## TASK TO COMPLETE
Write out each line word for word. Drop pictures.

★ ★ ★ ★

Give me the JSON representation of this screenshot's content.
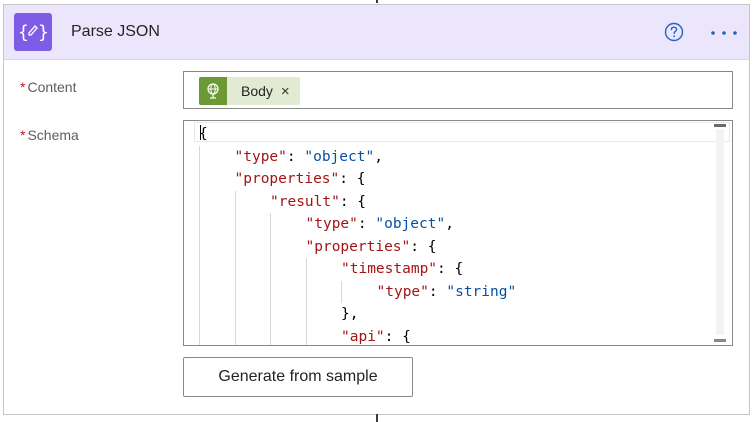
{
  "action": {
    "title": "Parse JSON",
    "icon": "curly-braces-icon",
    "accent_color": "#7f5ce6",
    "header_color": "#ebe6fb"
  },
  "content_field": {
    "required_mark": "*",
    "label": "Content",
    "token": {
      "label": "Body",
      "icon": "http-globe-icon",
      "color": "#6b9a34",
      "remove": "×"
    }
  },
  "schema_field": {
    "required_mark": "*",
    "label": "Schema",
    "lines": [
      {
        "indent": 0,
        "parts": [
          {
            "t": "p",
            "v": "{"
          }
        ]
      },
      {
        "indent": 1,
        "parts": [
          {
            "t": "k",
            "v": "\"type\""
          },
          {
            "t": "p",
            "v": ": "
          },
          {
            "t": "s",
            "v": "\"object\""
          },
          {
            "t": "p",
            "v": ","
          }
        ]
      },
      {
        "indent": 1,
        "parts": [
          {
            "t": "k",
            "v": "\"properties\""
          },
          {
            "t": "p",
            "v": ": {"
          }
        ]
      },
      {
        "indent": 2,
        "parts": [
          {
            "t": "k",
            "v": "\"result\""
          },
          {
            "t": "p",
            "v": ": {"
          }
        ]
      },
      {
        "indent": 3,
        "parts": [
          {
            "t": "k",
            "v": "\"type\""
          },
          {
            "t": "p",
            "v": ": "
          },
          {
            "t": "s",
            "v": "\"object\""
          },
          {
            "t": "p",
            "v": ","
          }
        ]
      },
      {
        "indent": 3,
        "parts": [
          {
            "t": "k",
            "v": "\"properties\""
          },
          {
            "t": "p",
            "v": ": {"
          }
        ]
      },
      {
        "indent": 4,
        "parts": [
          {
            "t": "k",
            "v": "\"timestamp\""
          },
          {
            "t": "p",
            "v": ": {"
          }
        ]
      },
      {
        "indent": 5,
        "parts": [
          {
            "t": "k",
            "v": "\"type\""
          },
          {
            "t": "p",
            "v": ": "
          },
          {
            "t": "s",
            "v": "\"string\""
          }
        ]
      },
      {
        "indent": 4,
        "parts": [
          {
            "t": "p",
            "v": "},"
          }
        ]
      },
      {
        "indent": 4,
        "parts": [
          {
            "t": "k",
            "v": "\"api\""
          },
          {
            "t": "p",
            "v": ": {"
          }
        ]
      }
    ]
  },
  "generate_button": {
    "label": "Generate from sample"
  }
}
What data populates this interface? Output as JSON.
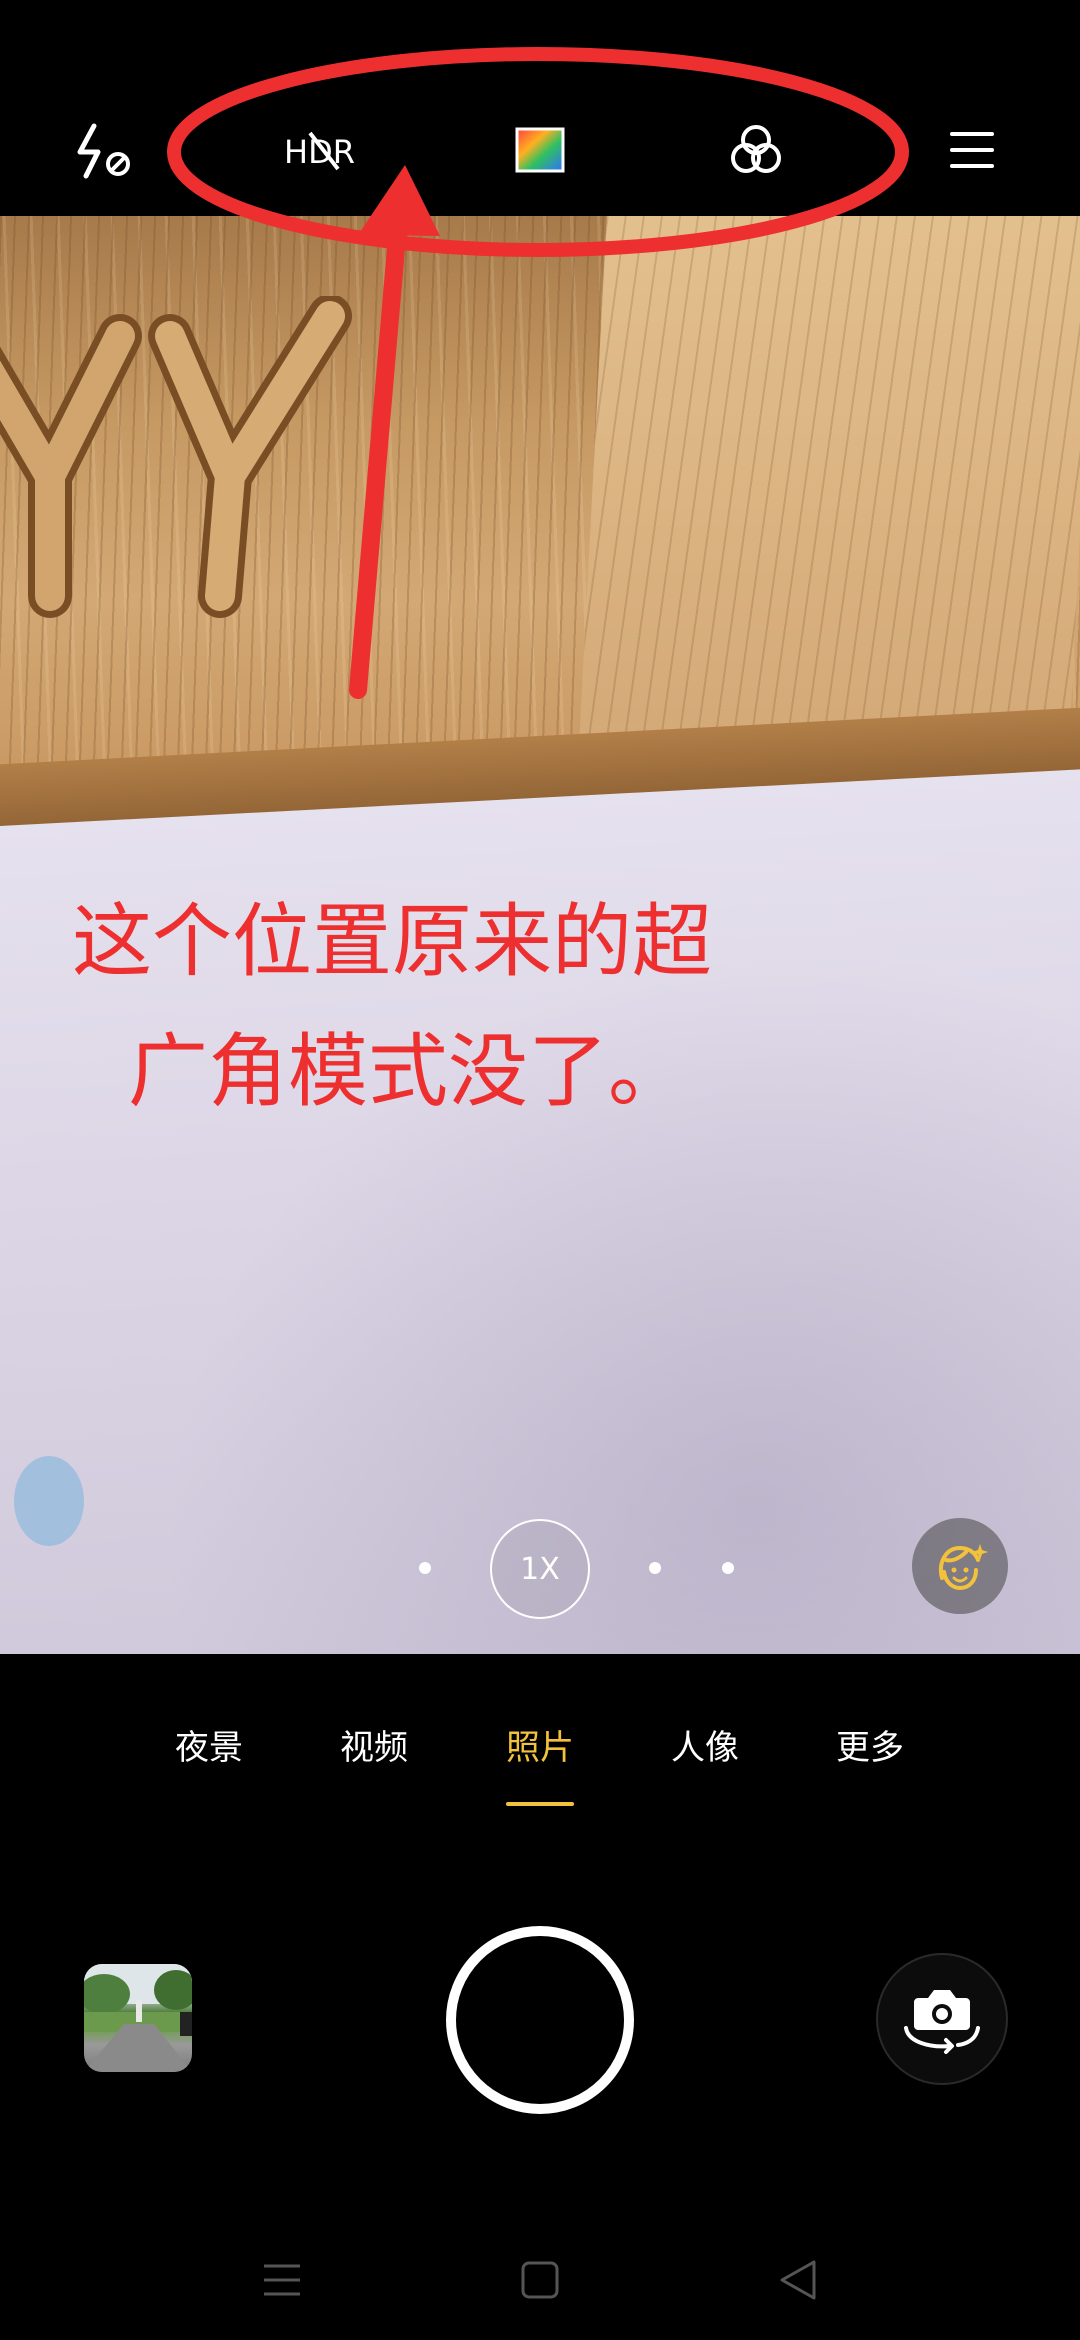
{
  "topbar": {
    "icons": [
      "flash-auto-icon",
      "hdr-off-icon",
      "color-filter-icon",
      "filters-icon",
      "menu-icon"
    ],
    "hdr_label": "HDR"
  },
  "viewfinder": {
    "annotation_line1": "这个位置原来的超",
    "annotation_line2": "广角模式没了。",
    "annotation_color": "#ee2f2f",
    "zoom_label": "1X"
  },
  "modes": {
    "items": [
      "夜景",
      "视频",
      "照片",
      "人像",
      "更多"
    ],
    "active": "照片",
    "active_color": "#f3c23c"
  },
  "navbar": {
    "icons": [
      "recent-apps-icon",
      "home-icon",
      "back-icon"
    ]
  }
}
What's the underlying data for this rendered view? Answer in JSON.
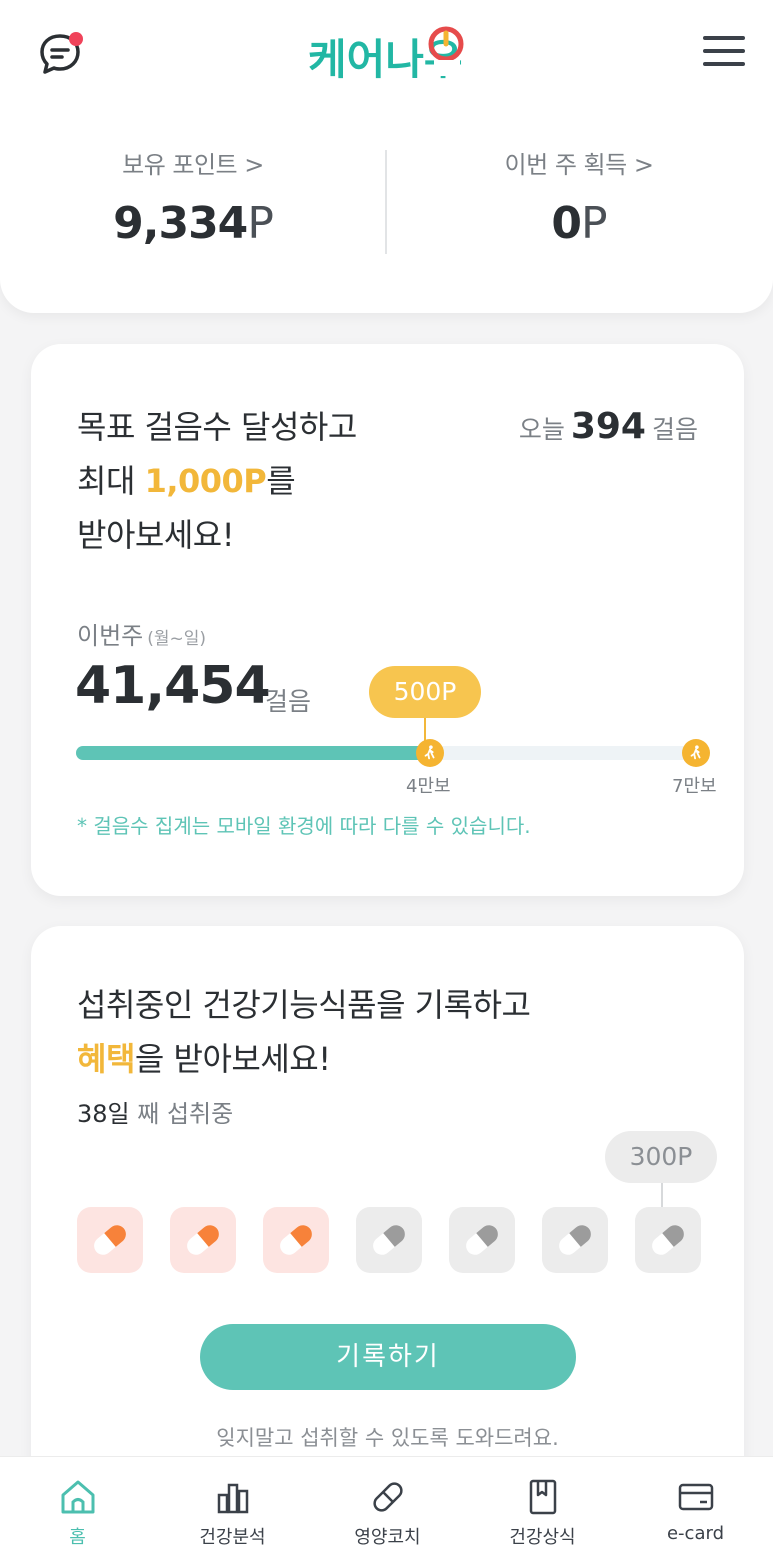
{
  "header": {
    "logo": "케어나우",
    "icons": {
      "chat": "chat-notification-icon",
      "menu": "hamburger-menu-icon"
    },
    "notification_dot_color": "#f0435a"
  },
  "points": {
    "held": {
      "label": "보유 포인트 >",
      "value": "9,334",
      "unit": "P"
    },
    "weekly": {
      "label": "이번 주 획득 >",
      "value": "0",
      "unit": "P"
    }
  },
  "steps_card": {
    "title_line1": "목표 걸음수 달성하고",
    "title_line2_prefix": "최대 ",
    "title_line2_accent": "1,000P",
    "title_line2_suffix": "를",
    "title_line3": "받아보세요!",
    "today_prefix": "오늘",
    "today_value": "394",
    "today_suffix": "걸음",
    "week_label": "이번주",
    "week_range": "(월~일)",
    "week_steps": "41,454",
    "week_unit": "걸음",
    "reward_bubble": "500P",
    "progress_fraction": 0.592,
    "milestones": [
      {
        "label": "4만보",
        "fraction": 0.571
      },
      {
        "label": "7만보",
        "fraction": 1.0
      }
    ],
    "note": "* 걸음수 집계는 모바일 환경에 따라 다를 수 있습니다."
  },
  "supplement_card": {
    "title_line1": "섭취중인 건강기능식품을 기록하고",
    "title_line2_accent": "혜택",
    "title_line2_suffix": "을 받아보세요!",
    "days_num": "38일",
    "days_suffix": " 째 섭취중",
    "reward_bubble": "300P",
    "pills_taken": 3,
    "pills_total": 7,
    "record_button": "기록하기",
    "helper": "잊지말고 섭취할 수 있도록 도와드려요."
  },
  "bottom_nav": [
    {
      "label": "홈",
      "icon": "home-icon",
      "active": true
    },
    {
      "label": "건강분석",
      "icon": "bar-chart-icon",
      "active": false
    },
    {
      "label": "영양코치",
      "icon": "pill-icon",
      "active": false
    },
    {
      "label": "건강상식",
      "icon": "bookmark-book-icon",
      "active": false
    },
    {
      "label": "e-card",
      "icon": "card-icon",
      "active": false
    }
  ],
  "colors": {
    "teal": "#5ec4b6",
    "orange": "#f5b431",
    "pill_on_bg": "#fde4e1",
    "pill_off_bg": "#ececec"
  }
}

★ ★ ★ ★

## SOLUTION TO THIS EXERCISE
Give me the JSON representation of this screenshot's content.
{
  "action": {
    "title": "Parse JSON",
    "icon": "curly-braces-icon",
    "accent_color": "#7f5ce6",
    "header_color": "#ebe6fb"
  },
  "content_field": {
    "required_mark": "*",
    "label": "Content",
    "token": {
      "label": "Body",
      "icon": "http-globe-icon",
      "color": "#6b9a34",
      "remove": "×"
    }
  },
  "schema_field": {
    "required_mark": "*",
    "label": "Schema",
    "lines": [
      {
        "indent": 0,
        "parts": [
          {
            "t": "p",
            "v": "{"
          }
        ]
      },
      {
        "indent": 1,
        "parts": [
          {
            "t": "k",
            "v": "\"type\""
          },
          {
            "t": "p",
            "v": ": "
          },
          {
            "t": "s",
            "v": "\"object\""
          },
          {
            "t": "p",
            "v": ","
          }
        ]
      },
      {
        "indent": 1,
        "parts": [
          {
            "t": "k",
            "v": "\"properties\""
          },
          {
            "t": "p",
            "v": ": {"
          }
        ]
      },
      {
        "indent": 2,
        "parts": [
          {
            "t": "k",
            "v": "\"result\""
          },
          {
            "t": "p",
            "v": ": {"
          }
        ]
      },
      {
        "indent": 3,
        "parts": [
          {
            "t": "k",
            "v": "\"type\""
          },
          {
            "t": "p",
            "v": ": "
          },
          {
            "t": "s",
            "v": "\"object\""
          },
          {
            "t": "p",
            "v": ","
          }
        ]
      },
      {
        "indent": 3,
        "parts": [
          {
            "t": "k",
            "v": "\"properties\""
          },
          {
            "t": "p",
            "v": ": {"
          }
        ]
      },
      {
        "indent": 4,
        "parts": [
          {
            "t": "k",
            "v": "\"timestamp\""
          },
          {
            "t": "p",
            "v": ": {"
          }
        ]
      },
      {
        "indent": 5,
        "parts": [
          {
            "t": "k",
            "v": "\"type\""
          },
          {
            "t": "p",
            "v": ": "
          },
          {
            "t": "s",
            "v": "\"string\""
          }
        ]
      },
      {
        "indent": 4,
        "parts": [
          {
            "t": "p",
            "v": "},"
          }
        ]
      },
      {
        "indent": 4,
        "parts": [
          {
            "t": "k",
            "v": "\"api\""
          },
          {
            "t": "p",
            "v": ": {"
          }
        ]
      }
    ]
  },
  "generate_button": {
    "label": "Generate from sample"
  }
}
What data populates this interface? Output as JSON.
{
  "topbar": {
    "icons": [
      "flash-auto-icon",
      "hdr-off-icon",
      "color-filter-icon",
      "filters-icon",
      "menu-icon"
    ],
    "hdr_label": "HDR"
  },
  "viewfinder": {
    "annotation_line1": "这个位置原来的超",
    "annotation_line2": "广角模式没了。",
    "annotation_color": "#ee2f2f",
    "zoom_label": "1X"
  },
  "modes": {
    "items": [
      "夜景",
      "视频",
      "照片",
      "人像",
      "更多"
    ],
    "active": "照片",
    "active_color": "#f3c23c"
  },
  "navbar": {
    "icons": [
      "recent-apps-icon",
      "home-icon",
      "back-icon"
    ]
  }
}
What's the underlying data for this rendered view? Answer in JSON.
{
  "header": {
    "logo": "케어나우",
    "icons": {
      "chat": "chat-notification-icon",
      "menu": "hamburger-menu-icon"
    },
    "notification_dot_color": "#f0435a"
  },
  "points": {
    "held": {
      "label": "보유 포인트 >",
      "value": "9,334",
      "unit": "P"
    },
    "weekly": {
      "label": "이번 주 획득 >",
      "value": "0",
      "unit": "P"
    }
  },
  "steps_card": {
    "title_line1": "목표 걸음수 달성하고",
    "title_line2_prefix": "최대 ",
    "title_line2_accent": "1,000P",
    "title_line2_suffix": "를",
    "title_line3": "받아보세요!",
    "today_prefix": "오늘",
    "today_value": "394",
    "today_suffix": "걸음",
    "week_label": "이번주",
    "week_range": "(월~일)",
    "week_steps": "41,454",
    "week_unit": "걸음",
    "reward_bubble": "500P",
    "progress_fraction": 0.592,
    "milestones": [
      {
        "label": "4만보",
        "fraction": 0.571
      },
      {
        "label": "7만보",
        "fraction": 1.0
      }
    ],
    "note": "* 걸음수 집계는 모바일 환경에 따라 다를 수 있습니다."
  },
  "supplement_card": {
    "title_line1": "섭취중인 건강기능식품을 기록하고",
    "title_line2_accent": "혜택",
    "title_line2_suffix": "을 받아보세요!",
    "days_num": "38일",
    "days_suffix": " 째 섭취중",
    "reward_bubble": "300P",
    "pills_taken": 3,
    "pills_total": 7,
    "record_button": "기록하기",
    "helper": "잊지말고 섭취할 수 있도록 도와드려요."
  },
  "bottom_nav": [
    {
      "label": "홈",
      "icon": "home-icon",
      "active": true
    },
    {
      "label": "건강분석",
      "icon": "bar-chart-icon",
      "active": false
    },
    {
      "label": "영양코치",
      "icon": "pill-icon",
      "active": false
    },
    {
      "label": "건강상식",
      "icon": "bookmark-book-icon",
      "active": false
    },
    {
      "label": "e-card",
      "icon": "card-icon",
      "active": false
    }
  ],
  "colors": {
    "teal": "#5ec4b6",
    "orange": "#f5b431",
    "pill_on_bg": "#fde4e1",
    "pill_off_bg": "#ececec"
  }
}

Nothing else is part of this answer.